- [GIVEN PASSAGE]
Reductionism is the classic focus of science. If you explain the behaviour of the parts of the system then you have explained the entire system. The smaller you go, the more fundamental the science you are learning. As science has pushed the boundaries smaller and smaller, we have followed a strange path of simplification. For years, a limited number of atoms arranged neatly in the periodic table was explained in terms of only three “fundamental” particles - the electron, proton, and neutron. Only now are we realising it's a bit more complex. Our worldview has been altered by the discovery of a slew of new “fundamental” particles in high energy particles accelerators. Three "fundamental" particles were joined by 6 quarks (up, down, top, bottom, strange, charm), four force particles (gluon, photon, Z-boson, W-boson),  6 leptons (electron, muon, tau and their corresponding neutrinos), the Higgs boson and whatever we need to explain gravity: the long sought-after “theory of everything!”

But, if we know the “fundamental” laws of the parts of everything, do we really understand everything?

Let’s take an apparently simple situation - foam. Foam is a collection of gas bubbles with liquid between them. At the most fundamental level, every molecule in the foam is in a fluid state - free to move and without a fixed position. However, if you ask whether or not the entire foam acts as solid (holds its shape) or a liquid (takes the shape of its container) - the answer is both - depending on the external conditions. Ultimately, you can not answer the question "is the foam a solid or liquid?" ONLY from information about the state of its smallest pieces. You need information about a larger scale of the foam. This is the heart of emergence and requires science that goes beyond reductionism. It is also the source of Nobel Physicist Phil Anderson’s relatively famous article - More is Different. In physics, we find the product of putting lots of stuff together is not always more of the same stuff but can actually result in very different kinds of physics.

What does this have to do with consciousness? We can pretty much agree that neurons are not conscious - at least the molecules in them are not - but we usually agree that people are. This is basically the same problem as foam being solid when its parts are not! With foam, we have some idea where the solid properties come from - the bubbles get in each other’s way. But there are still major details to work out - which is why I have a job! With consciousness, we are probably even further from understanding the rules at the scale of the brain that makes consciousness possible - but we know it is likely to be an emergent property.

Now, the interesting thing is that emergent properties generally do not depend on the specific matter making up the system. Instead, emergent properties depend on other aspects of the relationships between the parts.  So, foam, sand, slurries, pastes and so on all have similar emergent properties - even though the smallest parts are fundamentally different. Foam is made of all fluid elements, sand is solid elements, slurries are both solid and fluid at the fundamental limit. This suggests that consciousness is definitely NOT limited to neurons. It is not the neurons that make us aware of ourselves, but something else about the way they connect and interact. Supposing we had another system with similar connections and interactions, even if made of very different stuff - then it too could be aware of itself. The obvious object to think about are computers that we build. Interestingly, the way they are connected is extremely different from the way our brain is connected - so it will take something very different to make a conscious computer!

- [MATERIAL PROVIDED]
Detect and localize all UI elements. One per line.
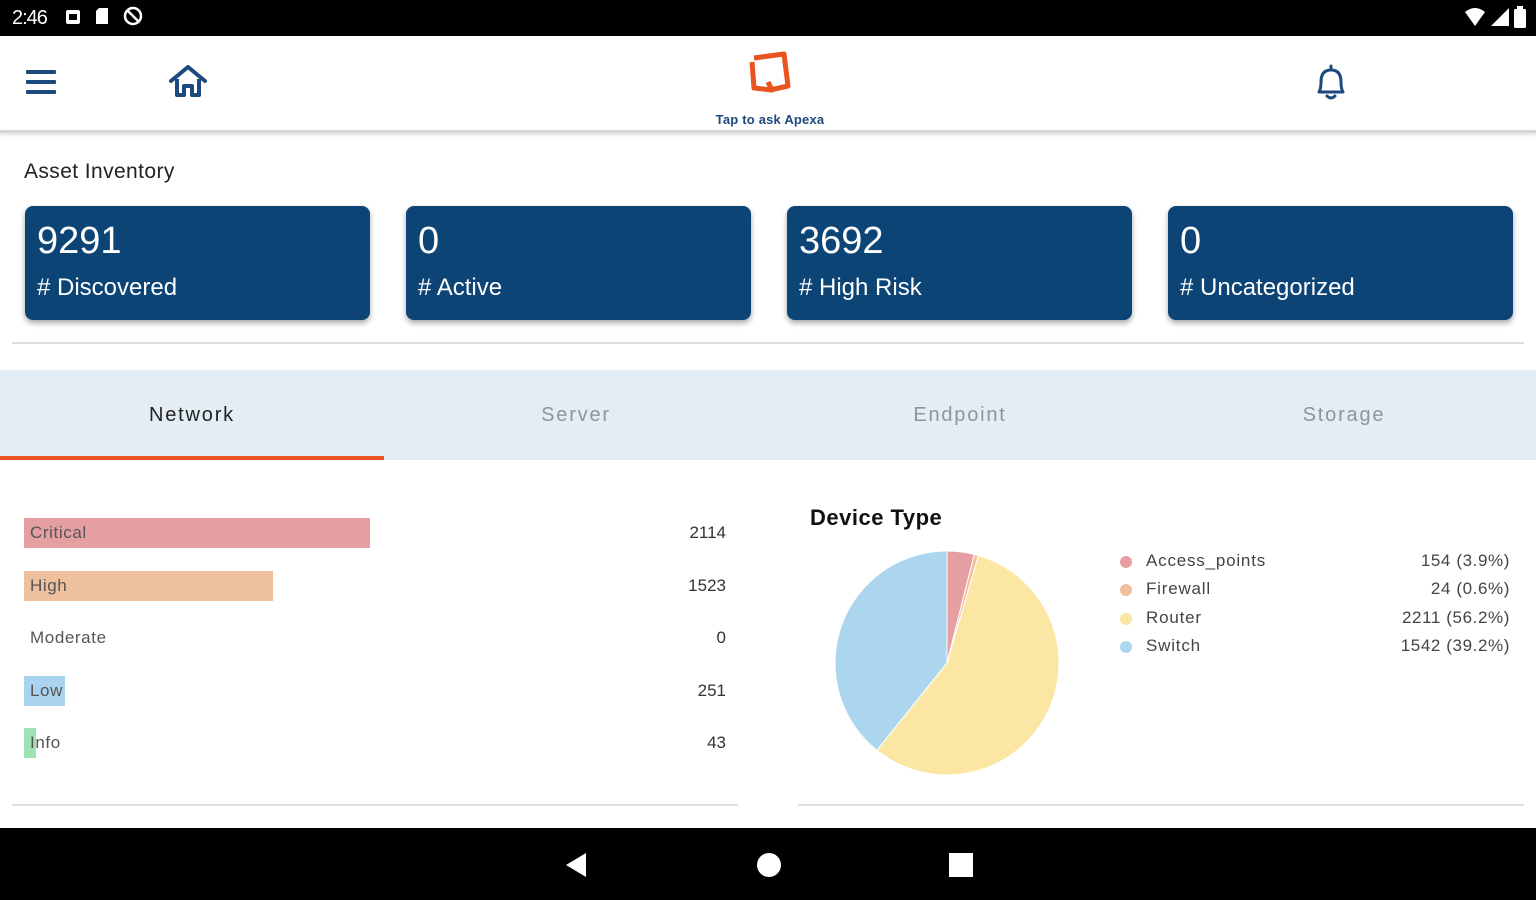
home-circle-icon: [757, 853, 781, 877]
kpi-value: 0: [418, 220, 440, 262]
kpi-label: # Uncategorized: [1180, 274, 1355, 301]
severity-count: 2114: [689, 523, 726, 542]
tab-server[interactable]: Server: [541, 403, 611, 426]
severity-bar: [24, 518, 370, 548]
severity-label: Critical: [30, 523, 87, 542]
ask-apexa-caption: Tap to ask Apexa: [715, 112, 825, 127]
kpi-value: 0: [1180, 220, 1202, 262]
legend-item-firewall[interactable]: Firewall 24 (0.6%): [1118, 577, 1514, 603]
tab-network[interactable]: Network: [149, 403, 235, 426]
apexa-logo-icon: [749, 51, 791, 93]
kpi-label: # High Risk: [799, 274, 922, 301]
blocked-icon: [123, 6, 143, 31]
severity-label: High: [30, 576, 68, 595]
ask-apexa-button[interactable]: Tap to ask Apexa: [690, 48, 850, 127]
kpi-value: 3692: [799, 220, 884, 262]
status-time: 2:46: [12, 6, 48, 29]
kpi-value: 9291: [37, 220, 122, 262]
legend-dot: [1120, 613, 1132, 625]
app-header: Tap to ask Apexa: [0, 36, 1536, 133]
home-icon: [169, 65, 207, 97]
status-bar: 2:46: [0, 0, 1536, 36]
legend-item-switch[interactable]: Switch 1542 (39.2%): [1118, 634, 1514, 660]
severity-label: Info: [30, 733, 61, 752]
tab-endpoint[interactable]: Endpoint: [913, 403, 1007, 426]
severity-row-critical[interactable]: Critical 2114: [24, 518, 734, 548]
legend-item-router[interactable]: Router 2211 (56.2%): [1118, 606, 1514, 632]
legend-name: Router: [1146, 608, 1202, 627]
home-nav-button[interactable]: [754, 850, 784, 880]
legend-value: 1542 (39.2%): [1400, 636, 1510, 655]
legend-item-access-points[interactable]: Access_points 154 (3.9%): [1118, 549, 1514, 575]
legend-name: Access_points: [1146, 551, 1267, 570]
legend-dot: [1120, 556, 1132, 568]
severity-label: Low: [30, 681, 63, 700]
menu-icon: [26, 70, 56, 94]
kpi-card-discovered[interactable]: 9291 # Discovered: [25, 206, 370, 320]
sim-icon: [95, 6, 109, 30]
device-type-divider: [798, 804, 1524, 806]
active-tab-indicator: [0, 456, 384, 460]
kpi-card-high-risk[interactable]: 3692 # High Risk: [787, 206, 1132, 320]
severity-bar: [24, 728, 36, 758]
category-tabs: Network Server Endpoint Storage: [0, 370, 1536, 460]
legend-name: Switch: [1146, 636, 1201, 655]
severity-row-low[interactable]: Low 251: [24, 676, 734, 706]
home-button[interactable]: [168, 62, 208, 102]
pie-slice-router[interactable]: [876, 554, 1060, 776]
severity-divider: [12, 804, 738, 806]
severity-row-info[interactable]: Info 43: [24, 728, 734, 758]
asset-inventory-title: Asset Inventory: [24, 160, 175, 183]
pie-slice-switch[interactable]: [834, 550, 948, 752]
menu-button[interactable]: [24, 64, 60, 100]
severity-count: 43: [707, 733, 726, 752]
wifi-icon: [1464, 7, 1486, 32]
severity-bar: [24, 571, 274, 601]
severity-label: Moderate: [30, 628, 107, 647]
severity-count: 1523: [688, 576, 726, 595]
battery-icon: [1514, 6, 1526, 33]
severity-count: 251: [697, 681, 726, 700]
tab-storage[interactable]: Storage: [1302, 403, 1386, 426]
photo-icon: [65, 6, 81, 30]
device-type-title: Device Type: [810, 505, 943, 530]
recents-button[interactable]: [946, 850, 976, 880]
legend-value: 24 (0.6%): [1430, 579, 1510, 598]
severity-count: 0: [716, 628, 726, 647]
kpi-card-uncategorized[interactable]: 0 # Uncategorized: [1168, 206, 1513, 320]
legend-dot: [1120, 641, 1132, 653]
device-type-pie-chart[interactable]: [832, 548, 1062, 778]
legend-value: 2211 (56.2%): [1401, 608, 1510, 627]
section-divider: [12, 342, 1524, 344]
severity-row-moderate[interactable]: Moderate 0: [24, 623, 734, 653]
notifications-button[interactable]: [1310, 62, 1352, 104]
kpi-card-active[interactable]: 0 # Active: [406, 206, 751, 320]
system-nav-bar: [0, 828, 1536, 900]
back-button[interactable]: [562, 850, 592, 880]
legend-name: Firewall: [1146, 579, 1211, 598]
bell-icon: [1317, 64, 1345, 100]
severity-row-high[interactable]: High 1523: [24, 571, 734, 601]
recents-icon: [949, 853, 973, 877]
legend-dot: [1120, 584, 1132, 596]
legend-value: 154 (3.9%): [1420, 551, 1510, 570]
kpi-label: # Active: [418, 274, 503, 301]
kpi-label: # Discovered: [37, 274, 178, 301]
back-icon: [566, 853, 586, 877]
signal-icon: [1490, 7, 1510, 32]
severity-bar: [24, 676, 66, 706]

- [GIVEN REQUEST 1] Reproduce the stretch of the passage on emergence from "What does this" through "an emergent property.".
- [GIVEN REQUEST 2] Write out the rows from the line containing "home-circle-icon: [757, 853, 781, 877]" through the line containing "severity-bar: [24, 728, 36, 758]", both included.

- [RESULT 1]
What does this have to do with consciousness? We can pretty much agree that neurons are not conscious - at least the molecules in them are not - but we usually agree that people are. This is basically the same problem as foam being solid when its parts are not! With foam, we have some idea where the solid properties come from - the bubbles get in each other’s way. But there are still major details to work out - which is why I have a job! With consciousness, we are probably even further from understanding the rules at the scale of the brain that makes consciousness possible - but we know it is likely to be an emergent property.

- [RESULT 2]
home-circle-icon: [757, 853, 781, 877]
kpi-value: 0: [418, 220, 440, 262]
kpi-label: # Uncategorized: [1180, 274, 1355, 301]
severity-count: 2114: [689, 523, 726, 542]
tab-server[interactable]: Server: [541, 403, 611, 426]
severity-bar: [24, 518, 370, 548]
severity-label: Critical: [30, 523, 87, 542]
ask-apexa-caption: Tap to ask Apexa: [715, 112, 825, 127]
kpi-value: 0: [1180, 220, 1202, 262]
legend-item-firewall[interactable]: Firewall 24 (0.6%): [1118, 577, 1514, 603]
tab-network[interactable]: Network: [149, 403, 235, 426]
apexa-logo-icon: [749, 51, 791, 93]
kpi-label: # High Risk: [799, 274, 922, 301]
blocked-icon: [123, 6, 143, 31]
severity-label: High: [30, 576, 68, 595]
ask-apexa-button[interactable]: Tap to ask Apexa: [690, 48, 850, 127]
kpi-value: 3692: [799, 220, 884, 262]
status-time: 2:46: [12, 6, 48, 29]
kpi-value: 9291: [37, 220, 122, 262]
legend-dot: [1120, 613, 1132, 625]
app-header: Tap to ask Apexa: [0, 36, 1536, 133]
home-icon: [169, 65, 207, 97]
status-bar: 2:46: [0, 0, 1536, 36]
legend-item-switch[interactable]: Switch 1542 (39.2%): [1118, 634, 1514, 660]
severity-label: Info: [30, 733, 61, 752]
tab-endpoint[interactable]: Endpoint: [913, 403, 1007, 426]
severity-row-critical[interactable]: Critical 2114: [24, 518, 734, 548]
legend-item-router[interactable]: Router 2211 (56.2%): [1118, 606, 1514, 632]
legend-name: Router: [1146, 608, 1202, 627]
home-nav-button[interactable]: [754, 850, 784, 880]
legend-value: 1542 (39.2%): [1400, 636, 1510, 655]
legend-item-access-points[interactable]: Access_points 154 (3.9%): [1118, 549, 1514, 575]
legend-name: Access_points: [1146, 551, 1267, 570]
legend-dot: [1120, 556, 1132, 568]
severity-label: Low: [30, 681, 63, 700]
menu-icon: [26, 70, 56, 94]
kpi-card-discovered[interactable]: 9291 # Discovered: [25, 206, 370, 320]
sim-icon: [95, 6, 109, 30]
device-type-divider: [798, 804, 1524, 806]
active-tab-indicator: [0, 456, 384, 460]
kpi-card-high-risk[interactable]: 3692 # High Risk: [787, 206, 1132, 320]
severity-bar: [24, 728, 36, 758]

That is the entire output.